Task instructions:
Reproduce the listing below without changes, except that pictures are left out.

━━━━━ Provided material ━━━━━

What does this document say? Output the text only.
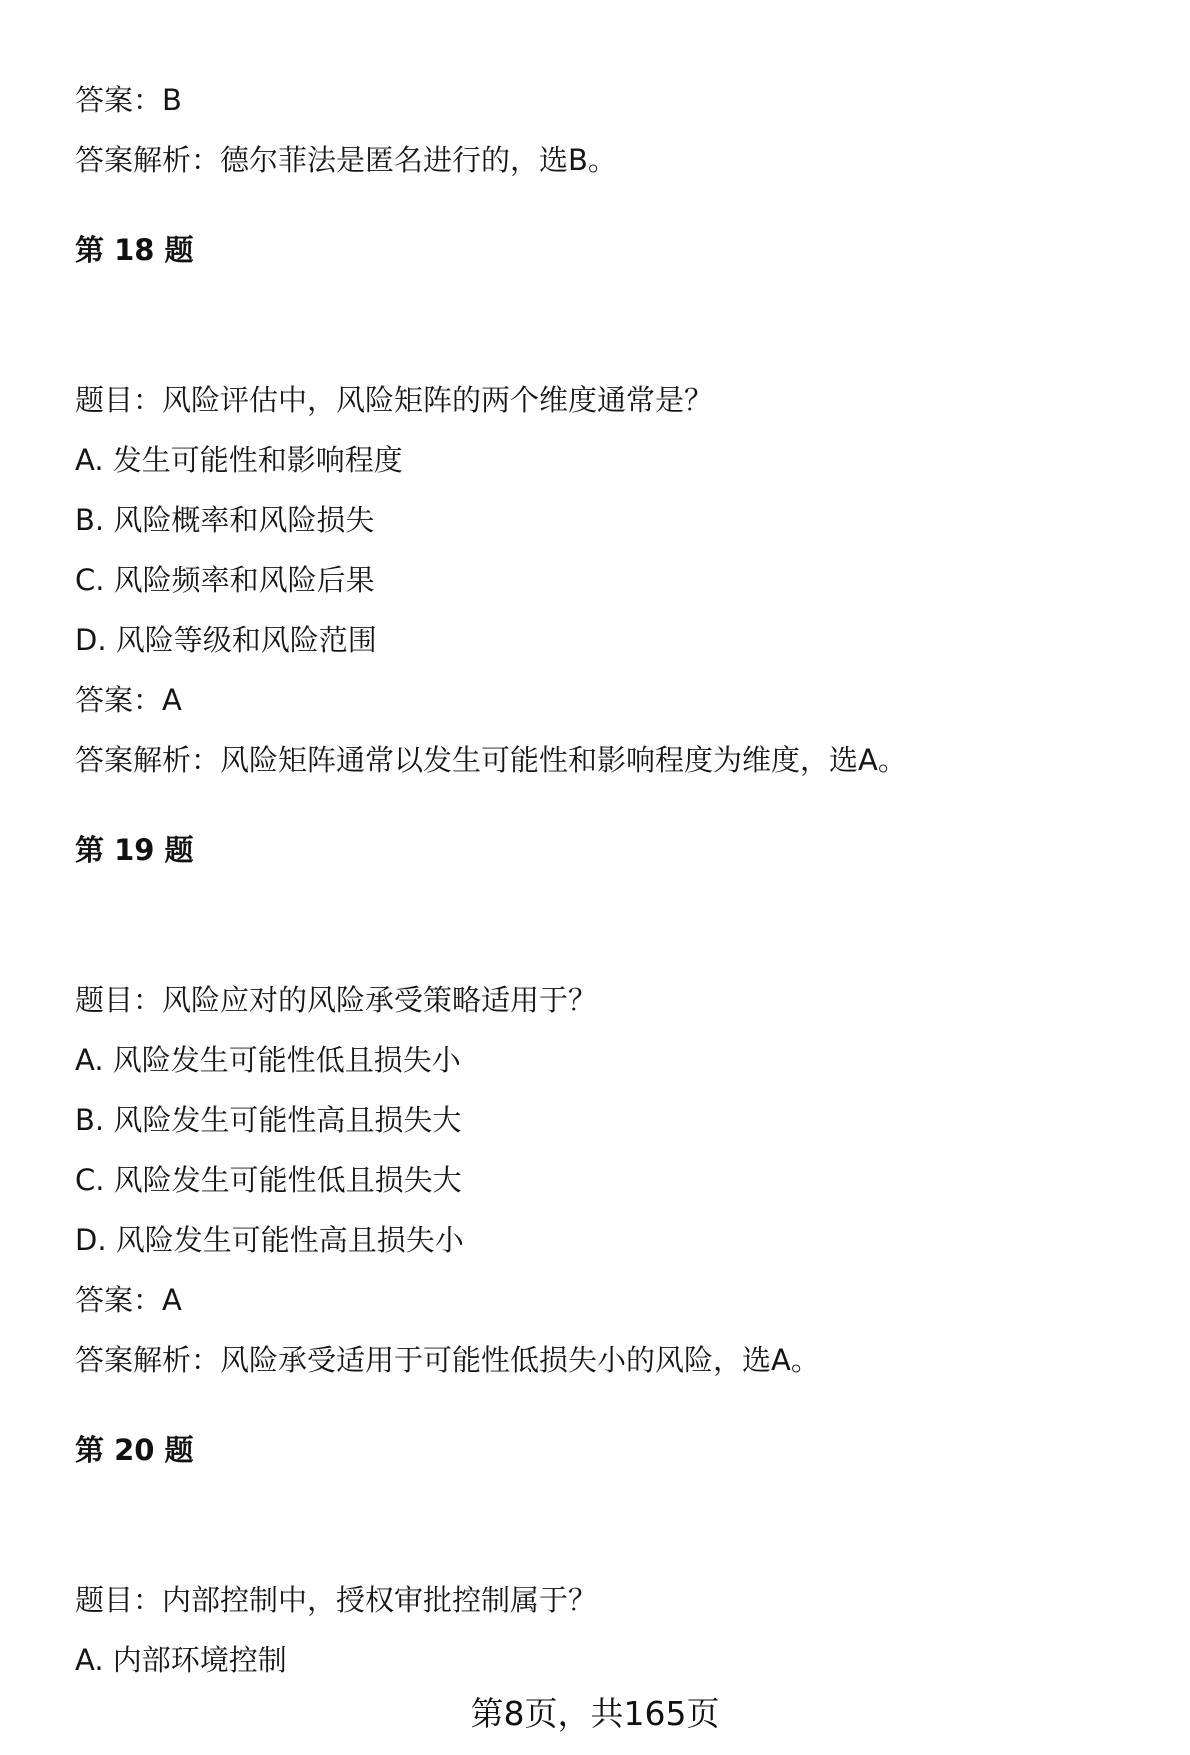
答案：B
答案解析：德尔菲法是匿名进行的，选B。
第 18 题
题目：风险评估中，风险矩阵的两个维度通常是？
A. 发生可能性和影响程度
B. 风险概率和风险损失
C. 风险频率和风险后果
D. 风险等级和风险范围
答案：A
答案解析：风险矩阵通常以发生可能性和影响程度为维度，选A。
第 19 题
题目：风险应对的风险承受策略适用于？
A. 风险发生可能性低且损失小
B. 风险发生可能性高且损失大
C. 风险发生可能性低且损失大
D. 风险发生可能性高且损失小
答案：A
答案解析：风险承受适用于可能性低损失小的风险，选A。
第 20 题
题目：内部控制中，授权审批控制属于？
A. 内部环境控制
第8页，共165页
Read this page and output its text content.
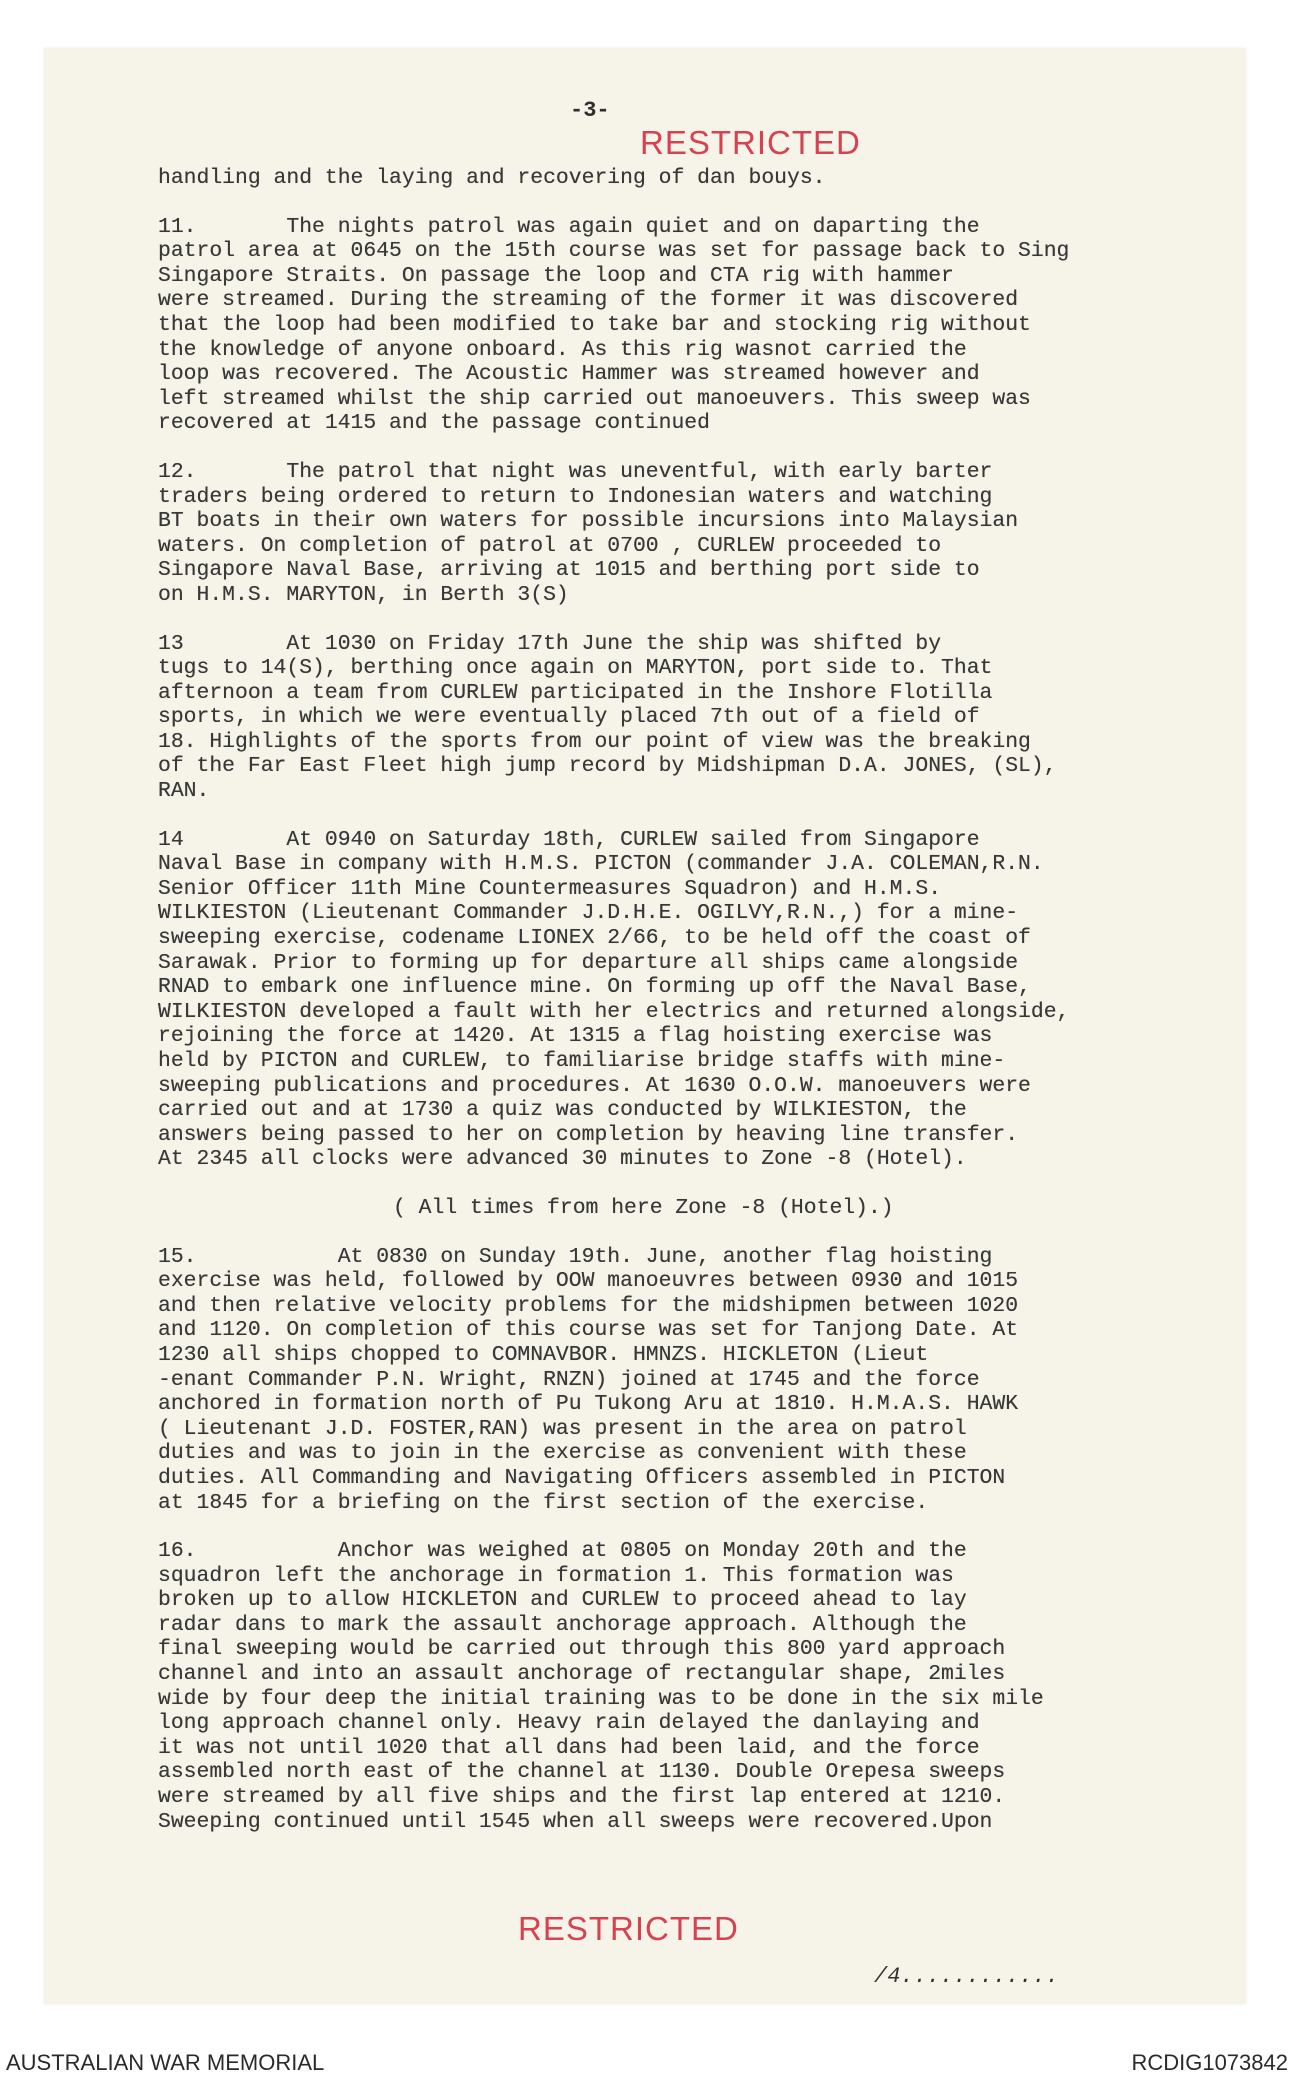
-3-
RESTRICTED
handling and the laying and recovering of dan bouys.
11.       The nights patrol was again quiet and on daparting the
patrol area at 0645 on the 15th course was set for passage back to Sing
Singapore Straits. On passage the loop and CTA rig with hammer
were streamed. During the streaming of the former it was discovered
that the loop had been modified to take bar and stocking rig without
the knowledge of anyone onboard. As this rig wasnot carried the
loop was recovered. The Acoustic Hammer was streamed however and
left streamed whilst the ship carried out manoeuvers. This sweep was
recovered at 1415 and the passage continued
12.       The patrol that night was uneventful, with early barter
traders being ordered to return to Indonesian waters and watching
BT boats in their own waters for possible incursions into Malaysian
waters. On completion of patrol at 0700 , CURLEW proceeded to
Singapore Naval Base, arriving at 1015 and berthing port side to
on H.M.S. MARYTON, in Berth 3(S)
13        At 1030 on Friday 17th June the ship was shifted by
tugs to 14(S), berthing once again on MARYTON, port side to. That
afternoon a team from CURLEW participated in the Inshore Flotilla
sports, in which we were eventually placed 7th out of a field of
18. Highlights of the sports from our point of view was the breaking
of the Far East Fleet high jump record by Midshipman D.A. JONES, (SL),
RAN.
14        At 0940 on Saturday 18th, CURLEW sailed from Singapore
Naval Base in company with H.M.S. PICTON (commander J.A. COLEMAN,R.N.
Senior Officer 11th Mine Countermeasures Squadron) and H.M.S.
WILKIESTON (Lieutenant Commander J.D.H.E. OGILVY,R.N.,) for a mine-
sweeping exercise, codename LIONEX 2/66, to be held off the coast of
Sarawak. Prior to forming up for departure all ships came alongside
RNAD to embark one influence mine. On forming up off the Naval Base,
WILKIESTON developed a fault with her electrics and returned alongside,
rejoining the force at 1420. At 1315 a flag hoisting exercise was
held by PICTON and CURLEW, to familiarise bridge staffs with mine-
sweeping publications and procedures. At 1630 O.O.W. manoeuvers were
carried out and at 1730 a quiz was conducted by WILKIESTON, the
answers being passed to her on completion by heaving line transfer.
At 2345 all clocks were advanced 30 minutes to Zone -8 (Hotel).
( All times from here Zone -8 (Hotel).)
15.           At 0830 on Sunday 19th. June, another flag hoisting
exercise was held, followed by OOW manoeuvres between 0930 and 1015
and then relative velocity problems for the midshipmen between 1020
and 1120. On completion of this course was set for Tanjong Date. At
1230 all ships chopped to COMNAVBOR. HMNZS. HICKLETON (Lieut
-enant Commander P.N. Wright, RNZN) joined at 1745 and the force
anchored in formation north of Pu Tukong Aru at 1810. H.M.A.S. HAWK
( Lieutenant J.D. FOSTER,RAN) was present in the area on patrol
duties and was to join in the exercise as convenient with these
duties. All Commanding and Navigating Officers assembled in PICTON
at 1845 for a briefing on the first section of the exercise.
16.           Anchor was weighed at 0805 on Monday 20th and the
squadron left the anchorage in formation 1. This formation was
broken up to allow HICKLETON and CURLEW to proceed ahead to lay
radar dans to mark the assault anchorage approach. Although the
final sweeping would be carried out through this 800 yard approach
channel and into an assault anchorage of rectangular shape, 2miles
wide by four deep the initial training was to be done in the six mile
long approach channel only. Heavy rain delayed the danlaying and
it was not until 1020 that all dans had been laid, and the force
assembled north east of the channel at 1130. Double Orepesa sweeps
were streamed by all five ships and the first lap entered at 1210.
Sweeping continued until 1545 when all sweeps were recovered.Upon
RESTRICTED
/4............
AUSTRALIAN WAR MEMORIAL	RCDIG1073842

━━━━━

Response to the task:
What does this document say? Output the text only.
答案：B
答案解析：德尔菲法是匿名进行的，选B。
第 18 题
题目：风险评估中，风险矩阵的两个维度通常是？
A. 发生可能性和影响程度
B. 风险概率和风险损失
C. 风险频率和风险后果
D. 风险等级和风险范围
答案：A
答案解析：风险矩阵通常以发生可能性和影响程度为维度，选A。
第 19 题
题目：风险应对的风险承受策略适用于？
A. 风险发生可能性低且损失小
B. 风险发生可能性高且损失大
C. 风险发生可能性低且损失大
D. 风险发生可能性高且损失小
答案：A
答案解析：风险承受适用于可能性低损失小的风险，选A。
第 20 题
题目：内部控制中，授权审批控制属于？
A. 内部环境控制
第8页，共165页
Read this page and output its text content.
-3-
RESTRICTED
handling and the laying and recovering of dan bouys.
11.       The nights patrol was again quiet and on daparting the
patrol area at 0645 on the 15th course was set for passage back to Sing
Singapore Straits. On passage the loop and CTA rig with hammer
were streamed. During the streaming of the former it was discovered
that the loop had been modified to take bar and stocking rig without
the knowledge of anyone onboard. As this rig wasnot carried the
loop was recovered. The Acoustic Hammer was streamed however and
left streamed whilst the ship carried out manoeuvers. This sweep was
recovered at 1415 and the passage continued
12.       The patrol that night was uneventful, with early barter
traders being ordered to return to Indonesian waters and watching
BT boats in their own waters for possible incursions into Malaysian
waters. On completion of patrol at 0700 , CURLEW proceeded to
Singapore Naval Base, arriving at 1015 and berthing port side to
on H.M.S. MARYTON, in Berth 3(S)
13        At 1030 on Friday 17th June the ship was shifted by
tugs to 14(S), berthing once again on MARYTON, port side to. That
afternoon a team from CURLEW participated in the Inshore Flotilla
sports, in which we were eventually placed 7th out of a field of
18. Highlights of the sports from our point of view was the breaking
of the Far East Fleet high jump record by Midshipman D.A. JONES, (SL),
RAN.
14        At 0940 on Saturday 18th, CURLEW sailed from Singapore
Naval Base in company with H.M.S. PICTON (commander J.A. COLEMAN,R.N.
Senior Officer 11th Mine Countermeasures Squadron) and H.M.S.
WILKIESTON (Lieutenant Commander J.D.H.E. OGILVY,R.N.,) for a mine-
sweeping exercise, codename LIONEX 2/66, to be held off the coast of
Sarawak. Prior to forming up for departure all ships came alongside
RNAD to embark one influence mine. On forming up off the Naval Base,
WILKIESTON developed a fault with her electrics and returned alongside,
rejoining the force at 1420. At 1315 a flag hoisting exercise was
held by PICTON and CURLEW, to familiarise bridge staffs with mine-
sweeping publications and procedures. At 1630 O.O.W. manoeuvers were
carried out and at 1730 a quiz was conducted by WILKIESTON, the
answers being passed to her on completion by heaving line transfer.
At 2345 all clocks were advanced 30 minutes to Zone -8 (Hotel).
( All times from here Zone -8 (Hotel).)
15.           At 0830 on Sunday 19th. June, another flag hoisting
exercise was held, followed by OOW manoeuvres between 0930 and 1015
and then relative velocity problems for the midshipmen between 1020
and 1120. On completion of this course was set for Tanjong Date. At
1230 all ships chopped to COMNAVBOR. HMNZS. HICKLETON (Lieut
-enant Commander P.N. Wright, RNZN) joined at 1745 and the force
anchored in formation north of Pu Tukong Aru at 1810. H.M.A.S. HAWK
( Lieutenant J.D. FOSTER,RAN) was present in the area on patrol
duties and was to join in the exercise as convenient with these
duties. All Commanding and Navigating Officers assembled in PICTON
at 1845 for a briefing on the first section of the exercise.
16.           Anchor was weighed at 0805 on Monday 20th and the
squadron left the anchorage in formation 1. This formation was
broken up to allow HICKLETON and CURLEW to proceed ahead to lay
radar dans to mark the assault anchorage approach. Although the
final sweeping would be carried out through this 800 yard approach
channel and into an assault anchorage of rectangular shape, 2miles
wide by four deep the initial training was to be done in the six mile
long approach channel only. Heavy rain delayed the danlaying and
it was not until 1020 that all dans had been laid, and the force
assembled north east of the channel at 1130. Double Orepesa sweeps
were streamed by all five ships and the first lap entered at 1210.
Sweeping continued until 1545 when all sweeps were recovered.Upon
RESTRICTED
/4............
AUSTRALIAN WAR MEMORIAL	RCDIG1073842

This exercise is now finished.